-- SHORT PROBLEM --
Write out all the entries word for word and omit any pictures.

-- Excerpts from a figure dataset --
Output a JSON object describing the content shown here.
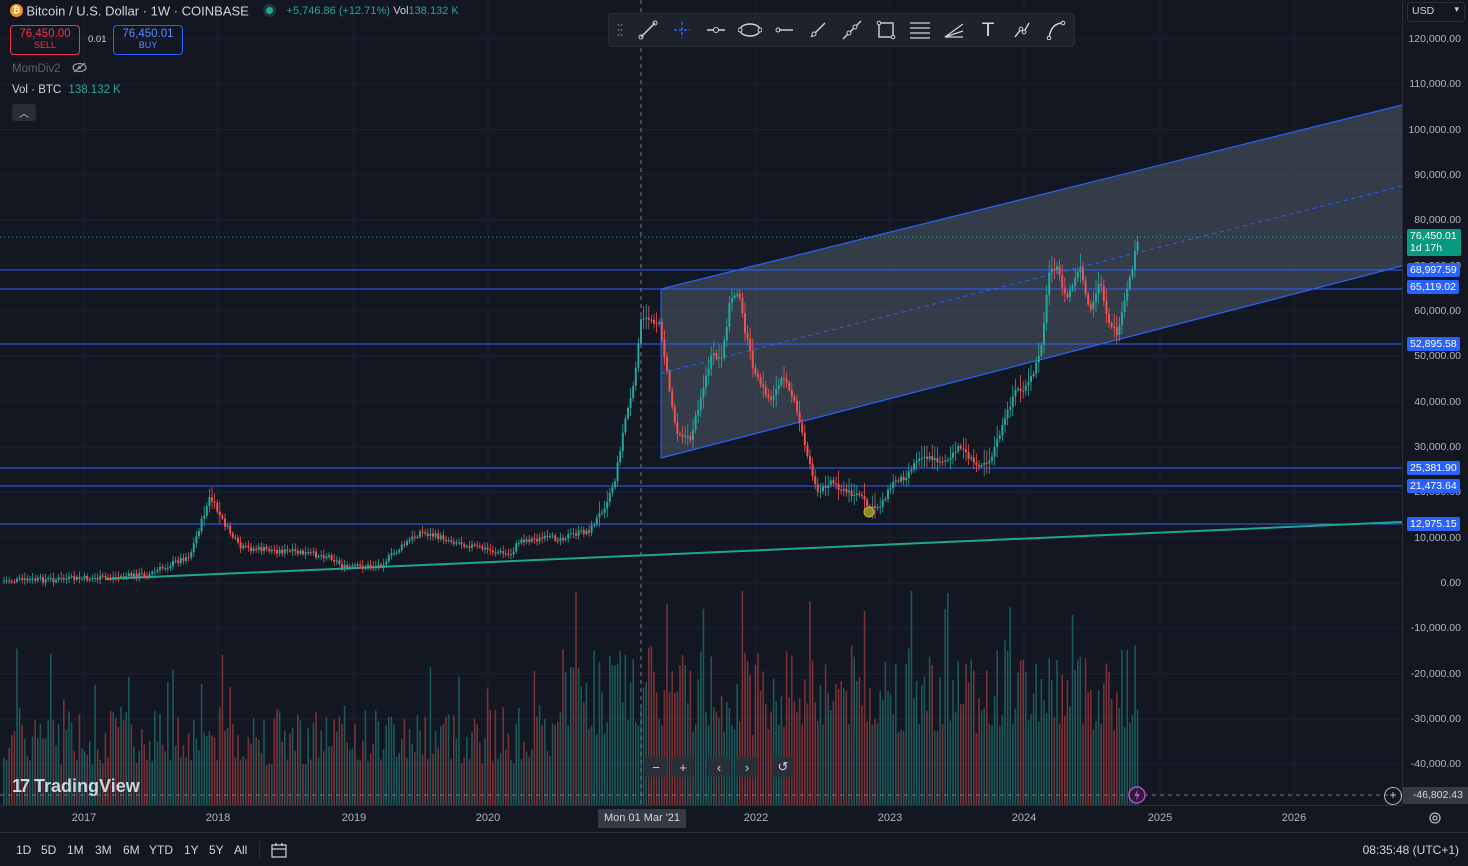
{
  "header": {
    "symbol_icon": "bitcoin-icon",
    "symbol_title": "Bitcoin / U.S. Dollar · 1W · COINBASE",
    "change": "+5,746.86 (+12.71%)",
    "vol_label": "Vol",
    "vol_value": "138.132 K"
  },
  "trade": {
    "sell_price": "76,450.00",
    "sell_label": "SELL",
    "spread": "0.01",
    "buy_price": "76,450.01",
    "buy_label": "BUY"
  },
  "indicators": {
    "momdiv_label": "MomDiv2",
    "vol_label": "Vol · BTC",
    "vol_value": "138.132 K"
  },
  "currency": "USD",
  "price_scale": {
    "ticks": [
      "120,000.00",
      "110,000.00",
      "100,000.00",
      "90,000.00",
      "80,000.00",
      "70,000.00",
      "60,000.00",
      "50,000.00",
      "40,000.00",
      "30,000.00",
      "20,000.00",
      "10,000.00",
      "0.00",
      "-10,000.00",
      "-20,000.00",
      "-30,000.00",
      "-40,000.00"
    ],
    "current_price": "76,450.01",
    "countdown": "1d 17h",
    "levels": [
      "68,997.59",
      "65,119.02",
      "52,895.58",
      "25,381.90",
      "21,473.64",
      "12,975.15"
    ],
    "crosshair_value": "-46,802.43"
  },
  "time_axis": {
    "labels": [
      "2017",
      "2018",
      "2019",
      "2020",
      "2022",
      "2023",
      "2024",
      "2025",
      "2026"
    ],
    "crosshair_label": "Mon 01 Mar '21"
  },
  "timeframes": [
    "1D",
    "5D",
    "1M",
    "3M",
    "6M",
    "YTD",
    "1Y",
    "5Y",
    "All"
  ],
  "clock": "08:35:48 (UTC+1)",
  "watermark": "TradingView",
  "drawing_tools": [
    "trend-line-tool",
    "crosshair-tool",
    "horizontal-ray-tool",
    "ellipse-tool",
    "horizontal-line-tool",
    "ray-tool",
    "extended-line-tool",
    "rectangle-tool",
    "fib-retracement-tool",
    "pitchfork-tool",
    "text-tool",
    "path-tool",
    "curve-tool"
  ],
  "colors": {
    "background": "#131722",
    "up": "#26a69a",
    "down": "#ef5350",
    "channel": "#2962ff",
    "support_line": "#1ea88a",
    "accent": "#2962ff"
  }
}
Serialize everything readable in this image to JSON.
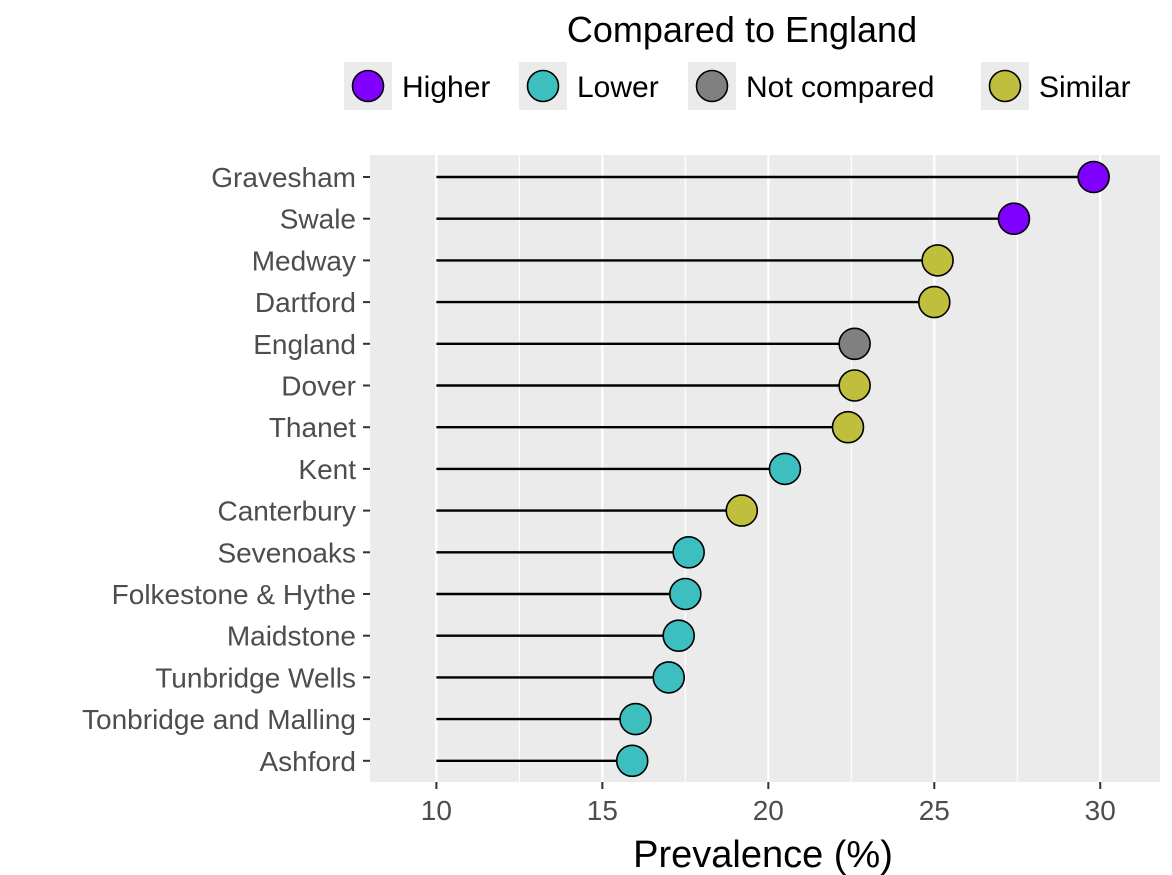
{
  "chart_data": {
    "type": "lollipop",
    "xlabel": "Prevalence (%)",
    "ylabel": "",
    "xlim": [
      8,
      31.8
    ],
    "x_ticks": [
      10,
      15,
      20,
      25,
      30
    ],
    "x_tick_labels": [
      "10",
      "15",
      "20",
      "25",
      "30"
    ],
    "grid": true,
    "segment_start": 10,
    "legend": {
      "title": "Compared to England",
      "position": "top",
      "entries": [
        {
          "label": "Higher",
          "color": "#8000ff"
        },
        {
          "label": "Lower",
          "color": "#3dbfbf"
        },
        {
          "label": "Not compared",
          "color": "#808080"
        },
        {
          "label": "Similar",
          "color": "#bfbf3d"
        }
      ]
    },
    "points": [
      {
        "category": "Gravesham",
        "value": 29.8,
        "group": "Higher"
      },
      {
        "category": "Swale",
        "value": 27.4,
        "group": "Higher"
      },
      {
        "category": "Medway",
        "value": 25.1,
        "group": "Similar"
      },
      {
        "category": "Dartford",
        "value": 25.0,
        "group": "Similar"
      },
      {
        "category": "England",
        "value": 22.6,
        "group": "Not compared"
      },
      {
        "category": "Dover",
        "value": 22.6,
        "group": "Similar"
      },
      {
        "category": "Thanet",
        "value": 22.4,
        "group": "Similar"
      },
      {
        "category": "Kent",
        "value": 20.5,
        "group": "Lower"
      },
      {
        "category": "Canterbury",
        "value": 19.2,
        "group": "Similar"
      },
      {
        "category": "Sevenoaks",
        "value": 17.6,
        "group": "Lower"
      },
      {
        "category": "Folkestone & Hythe",
        "value": 17.5,
        "group": "Lower"
      },
      {
        "category": "Maidstone",
        "value": 17.3,
        "group": "Lower"
      },
      {
        "category": "Tunbridge Wells",
        "value": 17.0,
        "group": "Lower"
      },
      {
        "category": "Tonbridge and Malling",
        "value": 16.0,
        "group": "Lower"
      },
      {
        "category": "Ashford",
        "value": 15.9,
        "group": "Lower"
      }
    ]
  },
  "colors": {
    "panel_background": "#ebebeb",
    "gridline": "#ffffff",
    "segment": "#000000",
    "point_outline": "#000000",
    "axis_text": "#4d4d4d",
    "tick_mark": "#333333"
  }
}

-- CORRECT RESULT --
Output a JSON object describing the content shown here.
{
  "header": {
    "symbol_icon": "bitcoin-icon",
    "symbol_title": "Bitcoin / U.S. Dollar · 1W · COINBASE",
    "change": "+5,746.86 (+12.71%)",
    "vol_label": "Vol",
    "vol_value": "138.132 K"
  },
  "trade": {
    "sell_price": "76,450.00",
    "sell_label": "SELL",
    "spread": "0.01",
    "buy_price": "76,450.01",
    "buy_label": "BUY"
  },
  "indicators": {
    "momdiv_label": "MomDiv2",
    "vol_label": "Vol · BTC",
    "vol_value": "138.132 K"
  },
  "currency": "USD",
  "price_scale": {
    "ticks": [
      "120,000.00",
      "110,000.00",
      "100,000.00",
      "90,000.00",
      "80,000.00",
      "70,000.00",
      "60,000.00",
      "50,000.00",
      "40,000.00",
      "30,000.00",
      "20,000.00",
      "10,000.00",
      "0.00",
      "-10,000.00",
      "-20,000.00",
      "-30,000.00",
      "-40,000.00"
    ],
    "current_price": "76,450.01",
    "countdown": "1d 17h",
    "levels": [
      "68,997.59",
      "65,119.02",
      "52,895.58",
      "25,381.90",
      "21,473.64",
      "12,975.15"
    ],
    "crosshair_value": "-46,802.43"
  },
  "time_axis": {
    "labels": [
      "2017",
      "2018",
      "2019",
      "2020",
      "2022",
      "2023",
      "2024",
      "2025",
      "2026"
    ],
    "crosshair_label": "Mon 01 Mar '21"
  },
  "timeframes": [
    "1D",
    "5D",
    "1M",
    "3M",
    "6M",
    "YTD",
    "1Y",
    "5Y",
    "All"
  ],
  "clock": "08:35:48 (UTC+1)",
  "watermark": "TradingView",
  "drawing_tools": [
    "trend-line-tool",
    "crosshair-tool",
    "horizontal-ray-tool",
    "ellipse-tool",
    "horizontal-line-tool",
    "ray-tool",
    "extended-line-tool",
    "rectangle-tool",
    "fib-retracement-tool",
    "pitchfork-tool",
    "text-tool",
    "path-tool",
    "curve-tool"
  ],
  "colors": {
    "background": "#131722",
    "up": "#26a69a",
    "down": "#ef5350",
    "channel": "#2962ff",
    "support_line": "#1ea88a",
    "accent": "#2962ff"
  }
}
Serialize everything readable in this image to JSON.
{
  "chart_data": {
    "type": "lollipop",
    "xlabel": "Prevalence (%)",
    "ylabel": "",
    "xlim": [
      8,
      31.8
    ],
    "x_ticks": [
      10,
      15,
      20,
      25,
      30
    ],
    "x_tick_labels": [
      "10",
      "15",
      "20",
      "25",
      "30"
    ],
    "grid": true,
    "segment_start": 10,
    "legend": {
      "title": "Compared to England",
      "position": "top",
      "entries": [
        {
          "label": "Higher",
          "color": "#8000ff"
        },
        {
          "label": "Lower",
          "color": "#3dbfbf"
        },
        {
          "label": "Not compared",
          "color": "#808080"
        },
        {
          "label": "Similar",
          "color": "#bfbf3d"
        }
      ]
    },
    "points": [
      {
        "category": "Gravesham",
        "value": 29.8,
        "group": "Higher"
      },
      {
        "category": "Swale",
        "value": 27.4,
        "group": "Higher"
      },
      {
        "category": "Medway",
        "value": 25.1,
        "group": "Similar"
      },
      {
        "category": "Dartford",
        "value": 25.0,
        "group": "Similar"
      },
      {
        "category": "England",
        "value": 22.6,
        "group": "Not compared"
      },
      {
        "category": "Dover",
        "value": 22.6,
        "group": "Similar"
      },
      {
        "category": "Thanet",
        "value": 22.4,
        "group": "Similar"
      },
      {
        "category": "Kent",
        "value": 20.5,
        "group": "Lower"
      },
      {
        "category": "Canterbury",
        "value": 19.2,
        "group": "Similar"
      },
      {
        "category": "Sevenoaks",
        "value": 17.6,
        "group": "Lower"
      },
      {
        "category": "Folkestone & Hythe",
        "value": 17.5,
        "group": "Lower"
      },
      {
        "category": "Maidstone",
        "value": 17.3,
        "group": "Lower"
      },
      {
        "category": "Tunbridge Wells",
        "value": 17.0,
        "group": "Lower"
      },
      {
        "category": "Tonbridge and Malling",
        "value": 16.0,
        "group": "Lower"
      },
      {
        "category": "Ashford",
        "value": 15.9,
        "group": "Lower"
      }
    ]
  },
  "colors": {
    "panel_background": "#ebebeb",
    "gridline": "#ffffff",
    "segment": "#000000",
    "point_outline": "#000000",
    "axis_text": "#4d4d4d",
    "tick_mark": "#333333"
  }
}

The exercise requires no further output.